Challenge = Each entry that follows is to be retyped exactly. Pictures do not belong in the copy.
• • •
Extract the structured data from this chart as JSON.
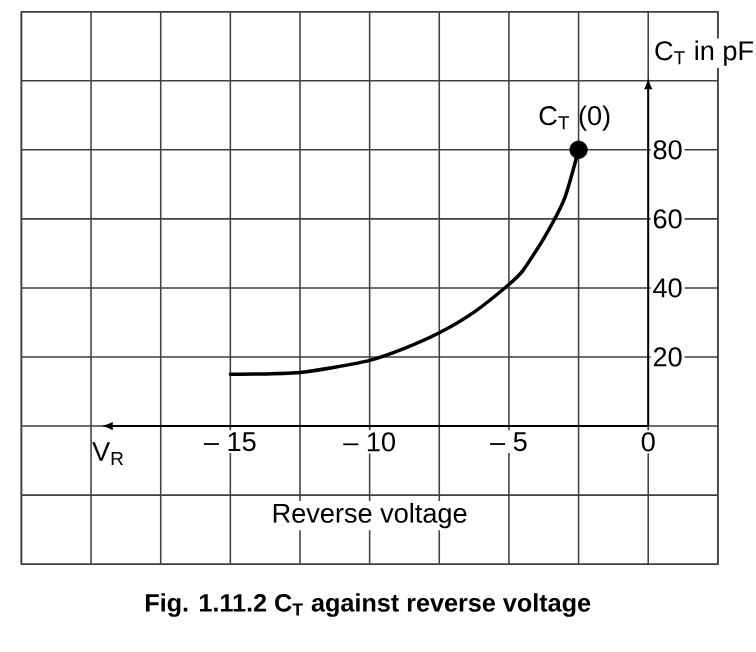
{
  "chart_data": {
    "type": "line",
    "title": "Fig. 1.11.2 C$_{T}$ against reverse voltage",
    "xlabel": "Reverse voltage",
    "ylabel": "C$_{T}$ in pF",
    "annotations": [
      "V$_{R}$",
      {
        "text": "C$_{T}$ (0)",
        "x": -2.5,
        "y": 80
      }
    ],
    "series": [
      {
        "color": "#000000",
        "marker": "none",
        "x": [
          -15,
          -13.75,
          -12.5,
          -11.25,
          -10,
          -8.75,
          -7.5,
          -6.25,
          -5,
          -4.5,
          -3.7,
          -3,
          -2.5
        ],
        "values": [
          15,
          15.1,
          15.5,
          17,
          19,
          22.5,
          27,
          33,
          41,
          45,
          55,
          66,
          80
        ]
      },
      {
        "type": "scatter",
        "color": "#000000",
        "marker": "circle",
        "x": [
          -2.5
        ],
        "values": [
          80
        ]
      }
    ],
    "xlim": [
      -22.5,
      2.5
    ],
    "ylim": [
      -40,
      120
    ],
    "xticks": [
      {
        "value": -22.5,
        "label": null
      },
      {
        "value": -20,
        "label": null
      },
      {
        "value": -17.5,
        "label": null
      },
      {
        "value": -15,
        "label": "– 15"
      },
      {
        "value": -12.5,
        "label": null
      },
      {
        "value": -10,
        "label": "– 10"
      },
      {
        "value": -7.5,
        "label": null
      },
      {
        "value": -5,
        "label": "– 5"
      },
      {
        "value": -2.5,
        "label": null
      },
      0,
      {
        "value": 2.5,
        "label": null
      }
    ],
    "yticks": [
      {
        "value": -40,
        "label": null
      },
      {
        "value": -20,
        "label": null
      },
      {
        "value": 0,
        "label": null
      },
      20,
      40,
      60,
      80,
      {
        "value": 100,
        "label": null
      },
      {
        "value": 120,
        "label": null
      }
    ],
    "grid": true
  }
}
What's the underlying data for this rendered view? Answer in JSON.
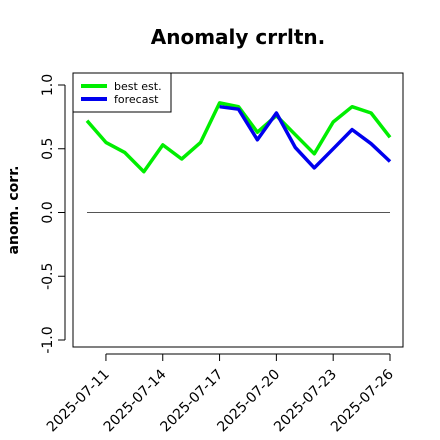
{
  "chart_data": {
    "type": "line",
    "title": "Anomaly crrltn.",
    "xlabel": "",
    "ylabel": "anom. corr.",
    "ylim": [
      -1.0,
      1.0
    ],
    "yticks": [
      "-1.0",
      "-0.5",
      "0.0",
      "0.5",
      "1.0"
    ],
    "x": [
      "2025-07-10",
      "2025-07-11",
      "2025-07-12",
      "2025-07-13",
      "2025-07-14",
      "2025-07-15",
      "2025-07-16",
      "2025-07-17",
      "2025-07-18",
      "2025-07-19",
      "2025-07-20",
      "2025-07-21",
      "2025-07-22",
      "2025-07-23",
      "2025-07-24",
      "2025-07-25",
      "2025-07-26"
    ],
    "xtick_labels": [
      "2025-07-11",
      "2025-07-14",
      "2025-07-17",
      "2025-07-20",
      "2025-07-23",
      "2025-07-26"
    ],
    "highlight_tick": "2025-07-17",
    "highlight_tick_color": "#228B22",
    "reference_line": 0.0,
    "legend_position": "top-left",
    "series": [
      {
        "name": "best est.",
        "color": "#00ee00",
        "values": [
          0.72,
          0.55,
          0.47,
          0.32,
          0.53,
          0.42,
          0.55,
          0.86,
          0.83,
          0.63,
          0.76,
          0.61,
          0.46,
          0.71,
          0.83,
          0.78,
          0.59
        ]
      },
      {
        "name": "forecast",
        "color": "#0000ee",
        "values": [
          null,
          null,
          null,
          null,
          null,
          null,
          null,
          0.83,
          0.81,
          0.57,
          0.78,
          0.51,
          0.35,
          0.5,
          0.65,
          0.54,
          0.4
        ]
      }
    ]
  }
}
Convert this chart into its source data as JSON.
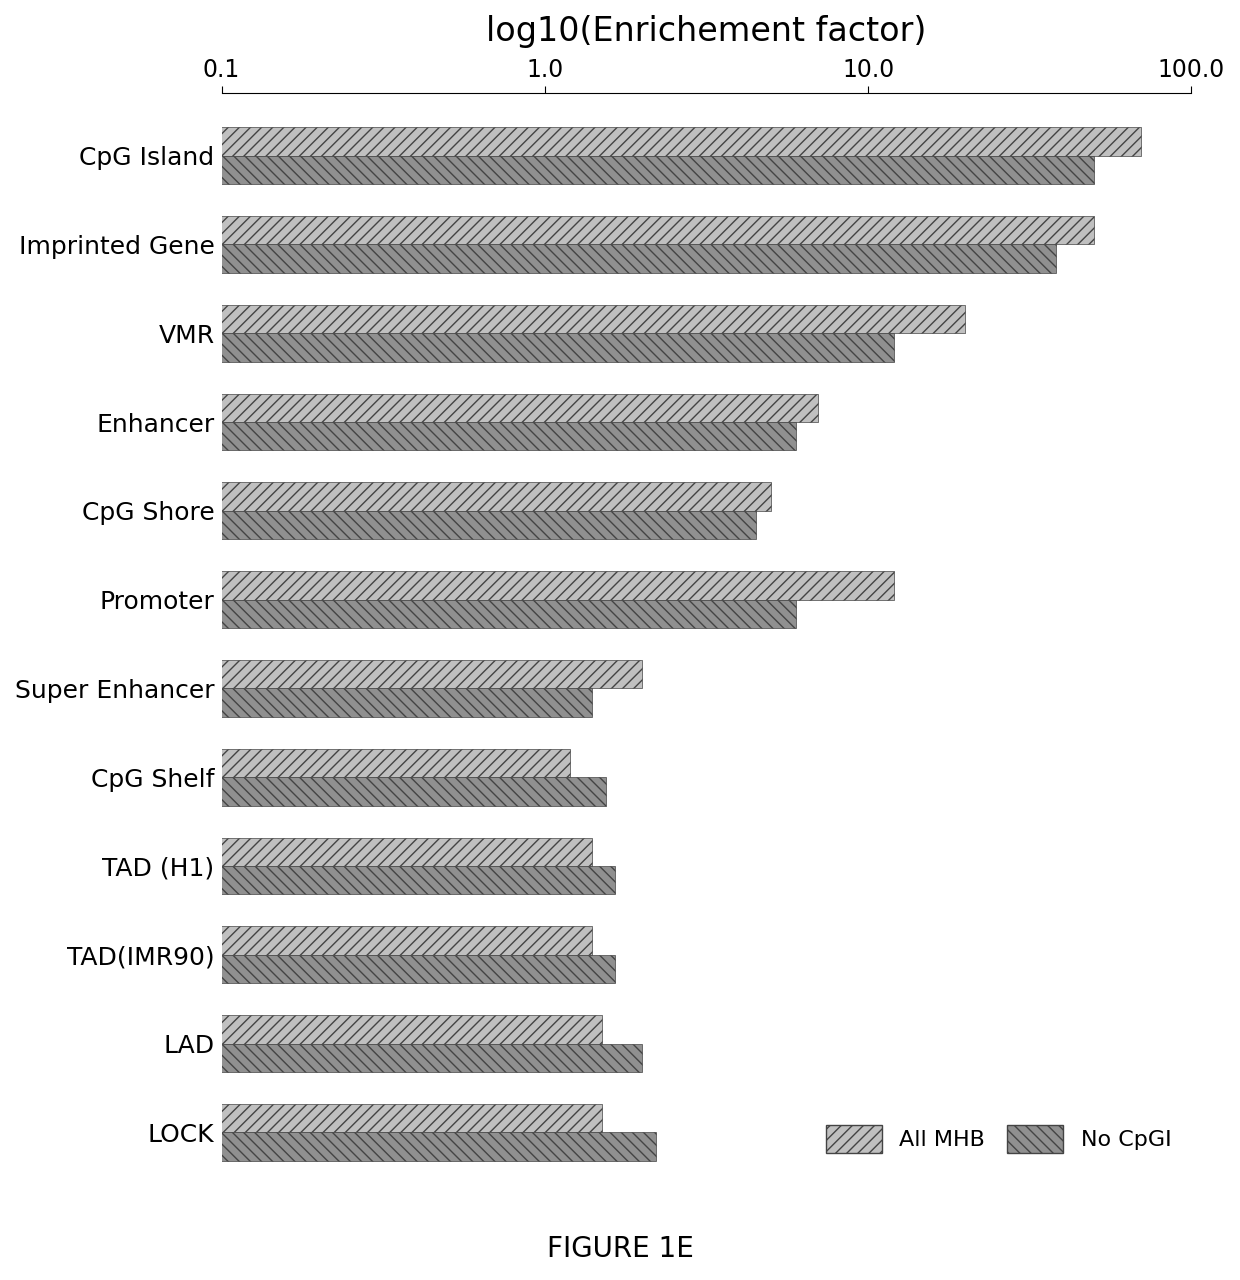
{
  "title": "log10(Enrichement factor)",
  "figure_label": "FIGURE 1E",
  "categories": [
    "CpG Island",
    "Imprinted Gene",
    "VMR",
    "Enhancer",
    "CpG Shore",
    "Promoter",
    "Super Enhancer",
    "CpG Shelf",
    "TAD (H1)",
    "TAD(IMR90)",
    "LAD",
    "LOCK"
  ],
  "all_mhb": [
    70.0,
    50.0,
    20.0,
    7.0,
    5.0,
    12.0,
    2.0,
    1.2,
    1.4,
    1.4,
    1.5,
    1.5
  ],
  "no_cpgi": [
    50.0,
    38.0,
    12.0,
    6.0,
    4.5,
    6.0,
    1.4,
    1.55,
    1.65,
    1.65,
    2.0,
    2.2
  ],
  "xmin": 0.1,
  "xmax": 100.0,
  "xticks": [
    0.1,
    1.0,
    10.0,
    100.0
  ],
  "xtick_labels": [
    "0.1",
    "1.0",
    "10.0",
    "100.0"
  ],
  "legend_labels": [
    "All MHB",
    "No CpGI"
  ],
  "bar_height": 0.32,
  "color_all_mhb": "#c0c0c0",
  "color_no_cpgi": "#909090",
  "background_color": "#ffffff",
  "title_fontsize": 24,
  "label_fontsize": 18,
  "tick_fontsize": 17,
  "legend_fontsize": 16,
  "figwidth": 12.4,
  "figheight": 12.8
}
• • •
Exercise output =
Extract the structured data from this chart as JSON.
{
  "chart_data": {
    "type": "line",
    "title": "Fig. 1.11.2 C$_{T}$ against reverse voltage",
    "xlabel": "Reverse voltage",
    "ylabel": "C$_{T}$ in pF",
    "annotations": [
      "V$_{R}$",
      {
        "text": "C$_{T}$ (0)",
        "x": -2.5,
        "y": 80
      }
    ],
    "series": [
      {
        "color": "#000000",
        "marker": "none",
        "x": [
          -15,
          -13.75,
          -12.5,
          -11.25,
          -10,
          -8.75,
          -7.5,
          -6.25,
          -5,
          -4.5,
          -3.7,
          -3,
          -2.5
        ],
        "values": [
          15,
          15.1,
          15.5,
          17,
          19,
          22.5,
          27,
          33,
          41,
          45,
          55,
          66,
          80
        ]
      },
      {
        "type": "scatter",
        "color": "#000000",
        "marker": "circle",
        "x": [
          -2.5
        ],
        "values": [
          80
        ]
      }
    ],
    "xlim": [
      -22.5,
      2.5
    ],
    "ylim": [
      -40,
      120
    ],
    "xticks": [
      {
        "value": -22.5,
        "label": null
      },
      {
        "value": -20,
        "label": null
      },
      {
        "value": -17.5,
        "label": null
      },
      {
        "value": -15,
        "label": "– 15"
      },
      {
        "value": -12.5,
        "label": null
      },
      {
        "value": -10,
        "label": "– 10"
      },
      {
        "value": -7.5,
        "label": null
      },
      {
        "value": -5,
        "label": "– 5"
      },
      {
        "value": -2.5,
        "label": null
      },
      0,
      {
        "value": 2.5,
        "label": null
      }
    ],
    "yticks": [
      {
        "value": -40,
        "label": null
      },
      {
        "value": -20,
        "label": null
      },
      {
        "value": 0,
        "label": null
      },
      20,
      40,
      60,
      80,
      {
        "value": 100,
        "label": null
      },
      {
        "value": 120,
        "label": null
      }
    ],
    "grid": true
  }
}
What's the underlying data for this rendered view? Answer in JSON.
{
  "chart_data": {
    "type": "line",
    "title": "Anomaly crrltn.",
    "xlabel": "",
    "ylabel": "anom. corr.",
    "ylim": [
      -1.0,
      1.0
    ],
    "yticks": [
      "-1.0",
      "-0.5",
      "0.0",
      "0.5",
      "1.0"
    ],
    "x": [
      "2025-07-10",
      "2025-07-11",
      "2025-07-12",
      "2025-07-13",
      "2025-07-14",
      "2025-07-15",
      "2025-07-16",
      "2025-07-17",
      "2025-07-18",
      "2025-07-19",
      "2025-07-20",
      "2025-07-21",
      "2025-07-22",
      "2025-07-23",
      "2025-07-24",
      "2025-07-25",
      "2025-07-26"
    ],
    "xtick_labels": [
      "2025-07-11",
      "2025-07-14",
      "2025-07-17",
      "2025-07-20",
      "2025-07-23",
      "2025-07-26"
    ],
    "highlight_tick": "2025-07-17",
    "highlight_tick_color": "#228B22",
    "reference_line": 0.0,
    "legend_position": "top-left",
    "series": [
      {
        "name": "best est.",
        "color": "#00ee00",
        "values": [
          0.72,
          0.55,
          0.47,
          0.32,
          0.53,
          0.42,
          0.55,
          0.86,
          0.83,
          0.63,
          0.76,
          0.61,
          0.46,
          0.71,
          0.83,
          0.78,
          0.59
        ]
      },
      {
        "name": "forecast",
        "color": "#0000ee",
        "values": [
          null,
          null,
          null,
          null,
          null,
          null,
          null,
          0.83,
          0.81,
          0.57,
          0.78,
          0.51,
          0.35,
          0.5,
          0.65,
          0.54,
          0.4
        ]
      }
    ]
  }
}
Convert this chart into its source data as JSON.
{
  "title": "log10(Enrichement factor)",
  "figure_label": "FIGURE 1E",
  "categories": [
    "CpG Island",
    "Imprinted Gene",
    "VMR",
    "Enhancer",
    "CpG Shore",
    "Promoter",
    "Super Enhancer",
    "CpG Shelf",
    "TAD (H1)",
    "TAD(IMR90)",
    "LAD",
    "LOCK"
  ],
  "all_mhb": [
    70.0,
    50.0,
    20.0,
    7.0,
    5.0,
    12.0,
    2.0,
    1.2,
    1.4,
    1.4,
    1.5,
    1.5
  ],
  "no_cpgi": [
    50.0,
    38.0,
    12.0,
    6.0,
    4.5,
    6.0,
    1.4,
    1.55,
    1.65,
    1.65,
    2.0,
    2.2
  ],
  "xmin": 0.1,
  "xmax": 100.0,
  "xticks": [
    0.1,
    1.0,
    10.0,
    100.0
  ],
  "xtick_labels": [
    "0.1",
    "1.0",
    "10.0",
    "100.0"
  ],
  "legend_labels": [
    "All MHB",
    "No CpGI"
  ],
  "bar_height": 0.32,
  "color_all_mhb": "#c0c0c0",
  "color_no_cpgi": "#909090",
  "background_color": "#ffffff",
  "title_fontsize": 24,
  "label_fontsize": 18,
  "tick_fontsize": 17,
  "legend_fontsize": 16,
  "figwidth": 12.4,
  "figheight": 12.8
}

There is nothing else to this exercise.